• Required work: From the entries below, copy every line where the string "JSON" appears.

• Exercise data:
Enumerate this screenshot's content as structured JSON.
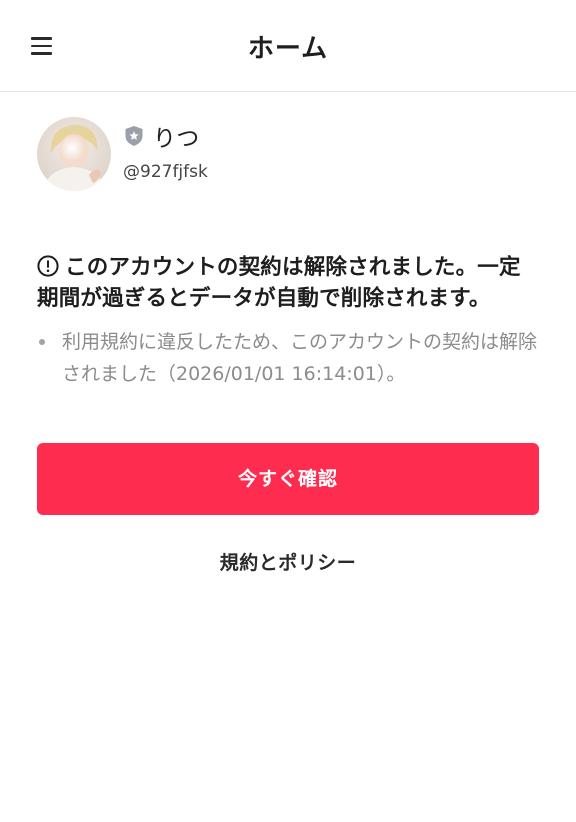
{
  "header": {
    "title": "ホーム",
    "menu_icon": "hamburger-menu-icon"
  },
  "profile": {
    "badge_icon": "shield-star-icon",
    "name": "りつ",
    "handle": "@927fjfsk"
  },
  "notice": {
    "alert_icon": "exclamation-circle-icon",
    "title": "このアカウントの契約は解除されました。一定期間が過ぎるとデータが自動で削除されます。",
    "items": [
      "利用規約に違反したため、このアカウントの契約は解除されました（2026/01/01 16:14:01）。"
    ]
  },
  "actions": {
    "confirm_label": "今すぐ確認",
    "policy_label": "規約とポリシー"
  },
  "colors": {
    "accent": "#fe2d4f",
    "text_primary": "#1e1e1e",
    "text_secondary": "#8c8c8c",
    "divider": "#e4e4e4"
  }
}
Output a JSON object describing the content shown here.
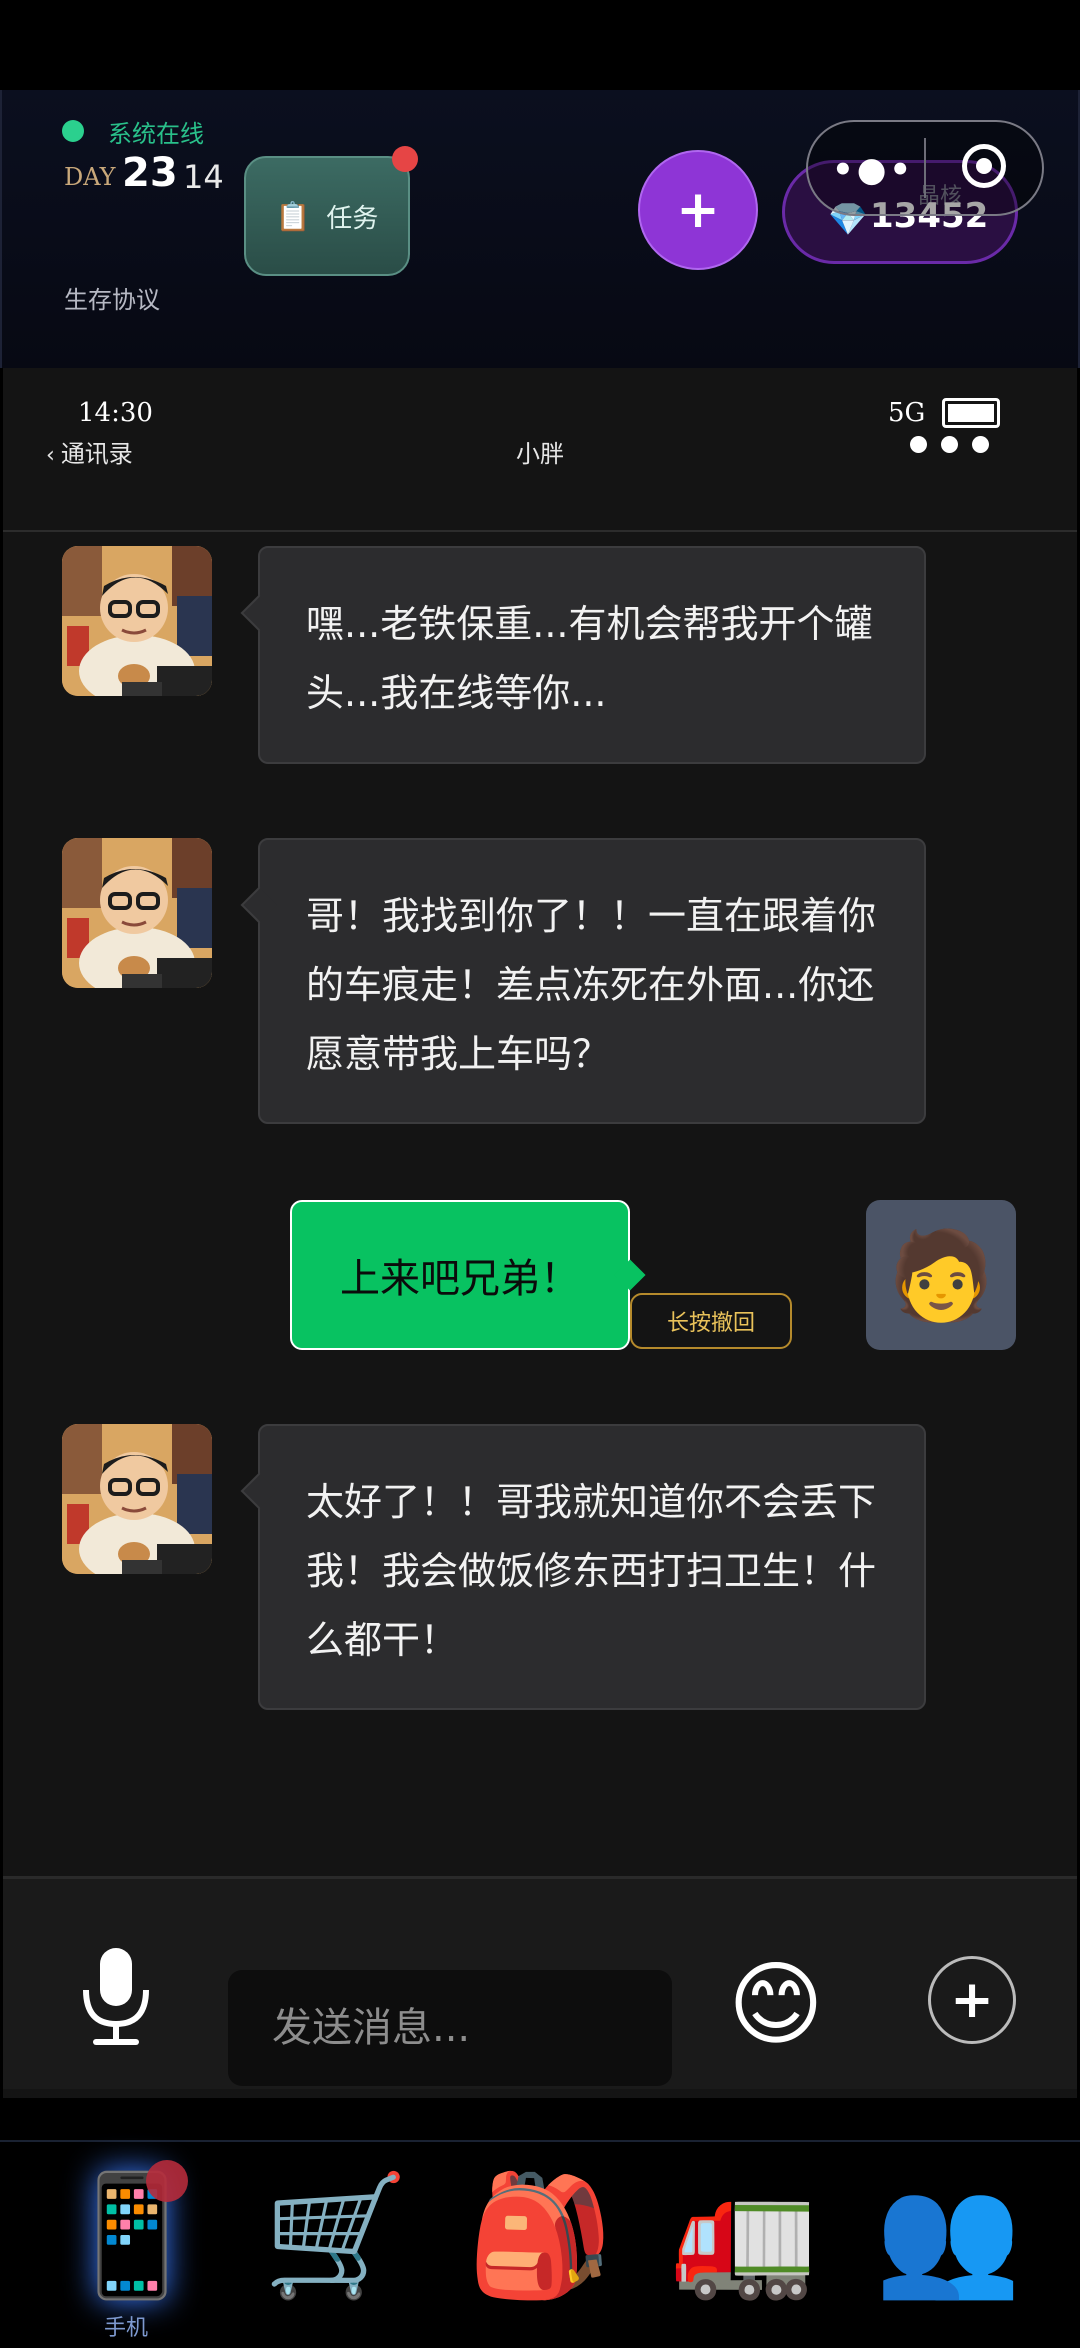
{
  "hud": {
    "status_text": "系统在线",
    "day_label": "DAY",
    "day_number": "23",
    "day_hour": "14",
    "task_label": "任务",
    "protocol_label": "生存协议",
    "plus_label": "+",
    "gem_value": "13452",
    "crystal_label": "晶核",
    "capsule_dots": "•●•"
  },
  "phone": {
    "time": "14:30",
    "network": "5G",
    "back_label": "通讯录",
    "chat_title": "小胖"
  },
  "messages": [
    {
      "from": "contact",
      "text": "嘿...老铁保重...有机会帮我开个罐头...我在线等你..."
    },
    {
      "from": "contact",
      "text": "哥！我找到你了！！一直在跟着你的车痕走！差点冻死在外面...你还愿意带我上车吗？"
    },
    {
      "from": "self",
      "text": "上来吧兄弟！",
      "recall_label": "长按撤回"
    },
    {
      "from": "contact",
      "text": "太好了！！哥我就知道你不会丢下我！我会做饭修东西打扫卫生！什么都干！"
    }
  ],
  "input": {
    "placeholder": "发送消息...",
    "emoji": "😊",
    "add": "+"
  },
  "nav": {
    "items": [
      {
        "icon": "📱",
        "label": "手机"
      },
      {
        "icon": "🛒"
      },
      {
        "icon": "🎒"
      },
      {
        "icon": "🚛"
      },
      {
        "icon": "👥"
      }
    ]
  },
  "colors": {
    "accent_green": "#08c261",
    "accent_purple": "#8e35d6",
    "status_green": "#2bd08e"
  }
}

• Right answer:
Enumerate this screenshot's content as structured JSON.
Output a JSON object describing the content shown here.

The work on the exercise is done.